## WRITTEN INSTRUCTION
Reproduce all the lines below exactly and omit the images.

====

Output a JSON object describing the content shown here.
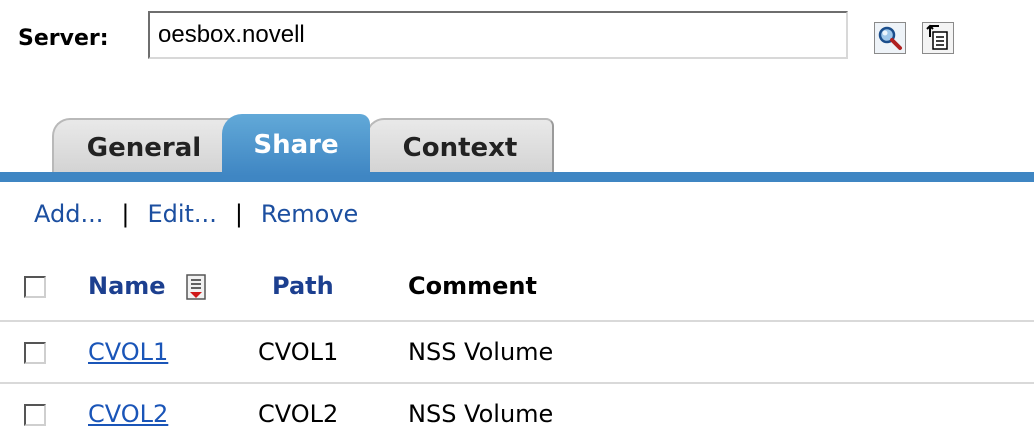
{
  "server": {
    "label": "Server:",
    "value": "oesbox.novell",
    "search_icon": "magnifier-icon",
    "browse_icon": "object-browser-icon"
  },
  "tabs": [
    {
      "label": "General",
      "active": false
    },
    {
      "label": "Share",
      "active": true
    },
    {
      "label": "Context",
      "active": false
    }
  ],
  "actions": {
    "add": "Add...",
    "separator": "|",
    "edit": "Edit...",
    "remove": "Remove"
  },
  "table": {
    "columns": {
      "name": "Name",
      "path": "Path",
      "comment": "Comment"
    },
    "sort_icon": "sort-descending-icon",
    "rows": [
      {
        "name": "CVOL1",
        "path": "CVOL1",
        "comment": "NSS Volume"
      },
      {
        "name": "CVOL2",
        "path": "CVOL2",
        "comment": "NSS Volume"
      }
    ]
  },
  "colors": {
    "accent": "#3f86c3",
    "link": "#1a55b8",
    "tab_inactive": "#d9d9d9"
  }
}
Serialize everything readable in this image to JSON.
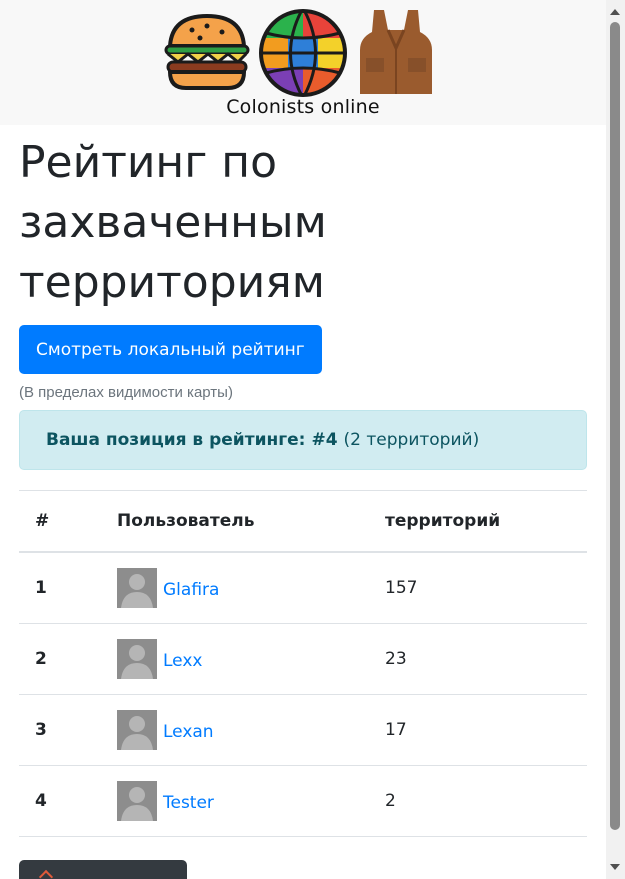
{
  "header": {
    "app_name": "Colonists online",
    "logo_icons": [
      "burger-icon",
      "globe-icon",
      "vest-icon"
    ]
  },
  "page": {
    "title": "Рейтинг по захваченным территориям",
    "local_button_label": "Смотреть локальный рейтинг",
    "local_hint": "(В пределах видимости карты)"
  },
  "position_alert": {
    "label": "Ваша позиция в рейтинге:",
    "position": "#4",
    "detail": "(2 территорий)"
  },
  "table": {
    "columns": [
      "#",
      "Пользователь",
      "территорий"
    ],
    "rows": [
      {
        "rank": "1",
        "user": "Glafira",
        "territories": "157"
      },
      {
        "rank": "2",
        "user": "Lexx",
        "territories": "23"
      },
      {
        "rank": "3",
        "user": "Lexan",
        "territories": "17"
      },
      {
        "rank": "4",
        "user": "Tester",
        "territories": "2"
      }
    ]
  },
  "colors": {
    "primary": "#007bff",
    "alert_bg": "#d1ecf1",
    "alert_text": "#0c5460",
    "header_bg": "#f8f8f8"
  }
}
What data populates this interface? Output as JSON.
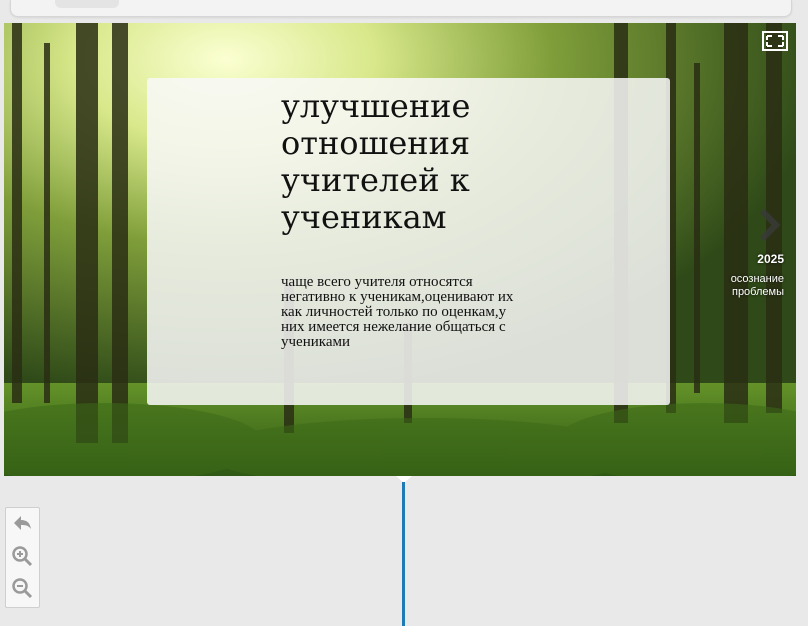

====

## RESPONSE BELOW
Output a JSON object describing the content shown here.
{
  "server": {
    "label": "Server:",
    "value": "oesbox.novell",
    "search_icon": "magnifier-icon",
    "browse_icon": "object-browser-icon"
  },
  "tabs": [
    {
      "label": "General",
      "active": false
    },
    {
      "label": "Share",
      "active": true
    },
    {
      "label": "Context",
      "active": false
    }
  ],
  "actions": {
    "add": "Add...",
    "separator": "|",
    "edit": "Edit...",
    "remove": "Remove"
  },
  "table": {
    "columns": {
      "name": "Name",
      "path": "Path",
      "comment": "Comment"
    },
    "sort_icon": "sort-descending-icon",
    "rows": [
      {
        "name": "CVOL1",
        "path": "CVOL1",
        "comment": "NSS Volume"
      },
      {
        "name": "CVOL2",
        "path": "CVOL2",
        "comment": "NSS Volume"
      }
    ]
  },
  "colors": {
    "accent": "#3f86c3",
    "link": "#1a55b8",
    "tab_inactive": "#d9d9d9"
  }
}
Serialize everything readable in this image to JSON.
{
  "header": {
    "app_name": "Colonists online",
    "logo_icons": [
      "burger-icon",
      "globe-icon",
      "vest-icon"
    ]
  },
  "page": {
    "title": "Рейтинг по захваченным территориям",
    "local_button_label": "Смотреть локальный рейтинг",
    "local_hint": "(В пределах видимости карты)"
  },
  "position_alert": {
    "label": "Ваша позиция в рейтинге:",
    "position": "#4",
    "detail": "(2 территорий)"
  },
  "table": {
    "columns": [
      "#",
      "Пользователь",
      "территорий"
    ],
    "rows": [
      {
        "rank": "1",
        "user": "Glafira",
        "territories": "157"
      },
      {
        "rank": "2",
        "user": "Lexx",
        "territories": "23"
      },
      {
        "rank": "3",
        "user": "Lexan",
        "territories": "17"
      },
      {
        "rank": "4",
        "user": "Tester",
        "territories": "2"
      }
    ]
  },
  "colors": {
    "primary": "#007bff",
    "alert_bg": "#d1ecf1",
    "alert_text": "#0c5460",
    "header_bg": "#f8f8f8"
  }
}
What data populates this interface? Output as JSON.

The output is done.